• [Exercise objective]
Give the data below again exactly as written, without its pictures.

···

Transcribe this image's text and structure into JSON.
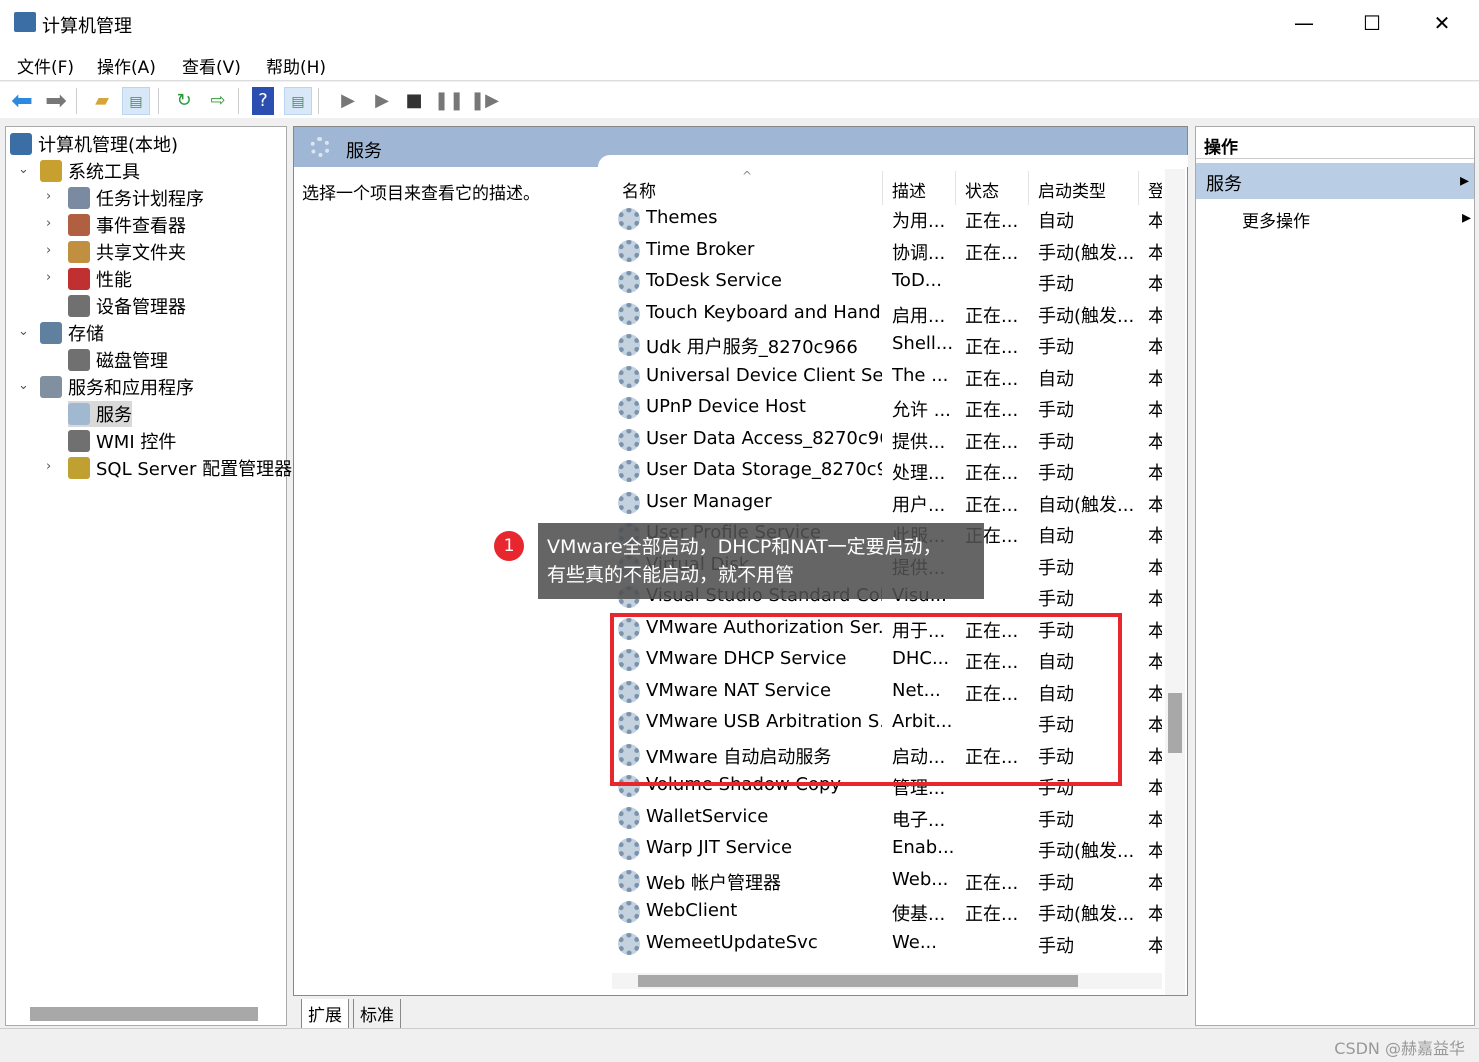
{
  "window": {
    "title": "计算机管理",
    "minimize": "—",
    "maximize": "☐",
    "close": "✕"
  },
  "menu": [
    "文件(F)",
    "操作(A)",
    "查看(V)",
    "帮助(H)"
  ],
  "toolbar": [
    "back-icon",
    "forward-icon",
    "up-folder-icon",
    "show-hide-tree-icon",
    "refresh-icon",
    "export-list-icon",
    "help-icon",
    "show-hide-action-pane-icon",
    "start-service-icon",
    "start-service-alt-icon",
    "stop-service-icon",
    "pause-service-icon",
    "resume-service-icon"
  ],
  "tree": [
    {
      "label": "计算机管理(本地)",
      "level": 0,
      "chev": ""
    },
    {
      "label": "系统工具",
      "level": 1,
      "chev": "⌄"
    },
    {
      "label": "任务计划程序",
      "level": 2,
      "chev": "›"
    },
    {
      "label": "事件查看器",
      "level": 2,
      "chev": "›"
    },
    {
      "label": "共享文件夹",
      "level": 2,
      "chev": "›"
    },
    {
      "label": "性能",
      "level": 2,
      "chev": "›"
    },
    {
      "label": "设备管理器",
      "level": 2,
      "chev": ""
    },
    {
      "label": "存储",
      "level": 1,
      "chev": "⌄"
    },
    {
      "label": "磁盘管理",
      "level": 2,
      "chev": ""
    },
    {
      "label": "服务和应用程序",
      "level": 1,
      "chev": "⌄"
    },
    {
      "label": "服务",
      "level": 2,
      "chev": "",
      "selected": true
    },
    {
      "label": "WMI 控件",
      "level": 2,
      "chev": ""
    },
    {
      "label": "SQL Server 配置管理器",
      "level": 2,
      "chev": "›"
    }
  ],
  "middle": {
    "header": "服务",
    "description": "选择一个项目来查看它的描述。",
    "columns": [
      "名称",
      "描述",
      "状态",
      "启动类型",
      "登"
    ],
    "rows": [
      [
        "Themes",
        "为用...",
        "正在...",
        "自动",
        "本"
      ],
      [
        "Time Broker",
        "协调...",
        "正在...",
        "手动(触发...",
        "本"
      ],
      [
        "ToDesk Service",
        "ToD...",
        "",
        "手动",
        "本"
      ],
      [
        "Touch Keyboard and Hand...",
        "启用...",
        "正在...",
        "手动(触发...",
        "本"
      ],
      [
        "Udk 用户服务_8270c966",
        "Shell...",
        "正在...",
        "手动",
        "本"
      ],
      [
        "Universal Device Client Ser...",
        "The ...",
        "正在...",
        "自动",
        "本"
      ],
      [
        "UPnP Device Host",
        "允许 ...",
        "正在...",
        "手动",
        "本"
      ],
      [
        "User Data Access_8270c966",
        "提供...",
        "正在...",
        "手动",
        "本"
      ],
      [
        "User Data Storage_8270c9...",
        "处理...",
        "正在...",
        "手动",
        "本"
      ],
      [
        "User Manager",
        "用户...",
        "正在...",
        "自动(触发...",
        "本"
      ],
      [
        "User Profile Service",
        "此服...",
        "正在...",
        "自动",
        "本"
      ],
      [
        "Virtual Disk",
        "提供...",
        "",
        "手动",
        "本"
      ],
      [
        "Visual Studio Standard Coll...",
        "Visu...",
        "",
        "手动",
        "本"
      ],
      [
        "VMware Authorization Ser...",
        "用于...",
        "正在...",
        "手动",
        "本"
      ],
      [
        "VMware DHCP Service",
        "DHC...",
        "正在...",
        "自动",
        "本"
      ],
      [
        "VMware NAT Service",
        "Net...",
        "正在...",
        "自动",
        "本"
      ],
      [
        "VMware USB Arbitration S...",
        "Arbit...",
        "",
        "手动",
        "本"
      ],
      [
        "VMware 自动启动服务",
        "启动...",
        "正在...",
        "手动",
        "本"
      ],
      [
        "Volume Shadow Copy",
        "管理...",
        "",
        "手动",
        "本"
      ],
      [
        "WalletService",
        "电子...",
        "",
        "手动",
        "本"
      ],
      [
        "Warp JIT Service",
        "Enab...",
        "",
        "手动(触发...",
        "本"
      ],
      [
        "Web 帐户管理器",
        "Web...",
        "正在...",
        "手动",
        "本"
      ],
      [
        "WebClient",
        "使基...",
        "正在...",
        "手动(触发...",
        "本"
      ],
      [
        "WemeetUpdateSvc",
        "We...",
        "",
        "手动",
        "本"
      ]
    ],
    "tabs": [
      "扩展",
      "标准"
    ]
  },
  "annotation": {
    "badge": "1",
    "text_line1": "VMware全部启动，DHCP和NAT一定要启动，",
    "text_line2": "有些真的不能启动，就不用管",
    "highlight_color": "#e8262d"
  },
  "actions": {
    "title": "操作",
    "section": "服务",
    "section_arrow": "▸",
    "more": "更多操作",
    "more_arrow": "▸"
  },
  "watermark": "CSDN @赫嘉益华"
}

···

• [Answer for this exercise]
Transcribe this image's text and structure into JSON.
{
  "window": {
    "title": "计算机管理",
    "minimize": "—",
    "maximize": "☐",
    "close": "✕"
  },
  "menu": [
    "文件(F)",
    "操作(A)",
    "查看(V)",
    "帮助(H)"
  ],
  "toolbar": [
    "back-icon",
    "forward-icon",
    "up-folder-icon",
    "show-hide-tree-icon",
    "refresh-icon",
    "export-list-icon",
    "help-icon",
    "show-hide-action-pane-icon",
    "start-service-icon",
    "start-service-alt-icon",
    "stop-service-icon",
    "pause-service-icon",
    "resume-service-icon"
  ],
  "tree": [
    {
      "label": "计算机管理(本地)",
      "level": 0,
      "chev": ""
    },
    {
      "label": "系统工具",
      "level": 1,
      "chev": "⌄"
    },
    {
      "label": "任务计划程序",
      "level": 2,
      "chev": "›"
    },
    {
      "label": "事件查看器",
      "level": 2,
      "chev": "›"
    },
    {
      "label": "共享文件夹",
      "level": 2,
      "chev": "›"
    },
    {
      "label": "性能",
      "level": 2,
      "chev": "›"
    },
    {
      "label": "设备管理器",
      "level": 2,
      "chev": ""
    },
    {
      "label": "存储",
      "level": 1,
      "chev": "⌄"
    },
    {
      "label": "磁盘管理",
      "level": 2,
      "chev": ""
    },
    {
      "label": "服务和应用程序",
      "level": 1,
      "chev": "⌄"
    },
    {
      "label": "服务",
      "level": 2,
      "chev": "",
      "selected": true
    },
    {
      "label": "WMI 控件",
      "level": 2,
      "chev": ""
    },
    {
      "label": "SQL Server 配置管理器",
      "level": 2,
      "chev": "›"
    }
  ],
  "middle": {
    "header": "服务",
    "description": "选择一个项目来查看它的描述。",
    "columns": [
      "名称",
      "描述",
      "状态",
      "启动类型",
      "登"
    ],
    "rows": [
      [
        "Themes",
        "为用...",
        "正在...",
        "自动",
        "本"
      ],
      [
        "Time Broker",
        "协调...",
        "正在...",
        "手动(触发...",
        "本"
      ],
      [
        "ToDesk Service",
        "ToD...",
        "",
        "手动",
        "本"
      ],
      [
        "Touch Keyboard and Hand...",
        "启用...",
        "正在...",
        "手动(触发...",
        "本"
      ],
      [
        "Udk 用户服务_8270c966",
        "Shell...",
        "正在...",
        "手动",
        "本"
      ],
      [
        "Universal Device Client Ser...",
        "The ...",
        "正在...",
        "自动",
        "本"
      ],
      [
        "UPnP Device Host",
        "允许 ...",
        "正在...",
        "手动",
        "本"
      ],
      [
        "User Data Access_8270c966",
        "提供...",
        "正在...",
        "手动",
        "本"
      ],
      [
        "User Data Storage_8270c9...",
        "处理...",
        "正在...",
        "手动",
        "本"
      ],
      [
        "User Manager",
        "用户...",
        "正在...",
        "自动(触发...",
        "本"
      ],
      [
        "User Profile Service",
        "此服...",
        "正在...",
        "自动",
        "本"
      ],
      [
        "Virtual Disk",
        "提供...",
        "",
        "手动",
        "本"
      ],
      [
        "Visual Studio Standard Coll...",
        "Visu...",
        "",
        "手动",
        "本"
      ],
      [
        "VMware Authorization Ser...",
        "用于...",
        "正在...",
        "手动",
        "本"
      ],
      [
        "VMware DHCP Service",
        "DHC...",
        "正在...",
        "自动",
        "本"
      ],
      [
        "VMware NAT Service",
        "Net...",
        "正在...",
        "自动",
        "本"
      ],
      [
        "VMware USB Arbitration S...",
        "Arbit...",
        "",
        "手动",
        "本"
      ],
      [
        "VMware 自动启动服务",
        "启动...",
        "正在...",
        "手动",
        "本"
      ],
      [
        "Volume Shadow Copy",
        "管理...",
        "",
        "手动",
        "本"
      ],
      [
        "WalletService",
        "电子...",
        "",
        "手动",
        "本"
      ],
      [
        "Warp JIT Service",
        "Enab...",
        "",
        "手动(触发...",
        "本"
      ],
      [
        "Web 帐户管理器",
        "Web...",
        "正在...",
        "手动",
        "本"
      ],
      [
        "WebClient",
        "使基...",
        "正在...",
        "手动(触发...",
        "本"
      ],
      [
        "WemeetUpdateSvc",
        "We...",
        "",
        "手动",
        "本"
      ]
    ],
    "tabs": [
      "扩展",
      "标准"
    ]
  },
  "annotation": {
    "badge": "1",
    "text_line1": "VMware全部启动，DHCP和NAT一定要启动，",
    "text_line2": "有些真的不能启动，就不用管",
    "highlight_color": "#e8262d"
  },
  "actions": {
    "title": "操作",
    "section": "服务",
    "section_arrow": "▸",
    "more": "更多操作",
    "more_arrow": "▸"
  },
  "watermark": "CSDN @赫嘉益华"
}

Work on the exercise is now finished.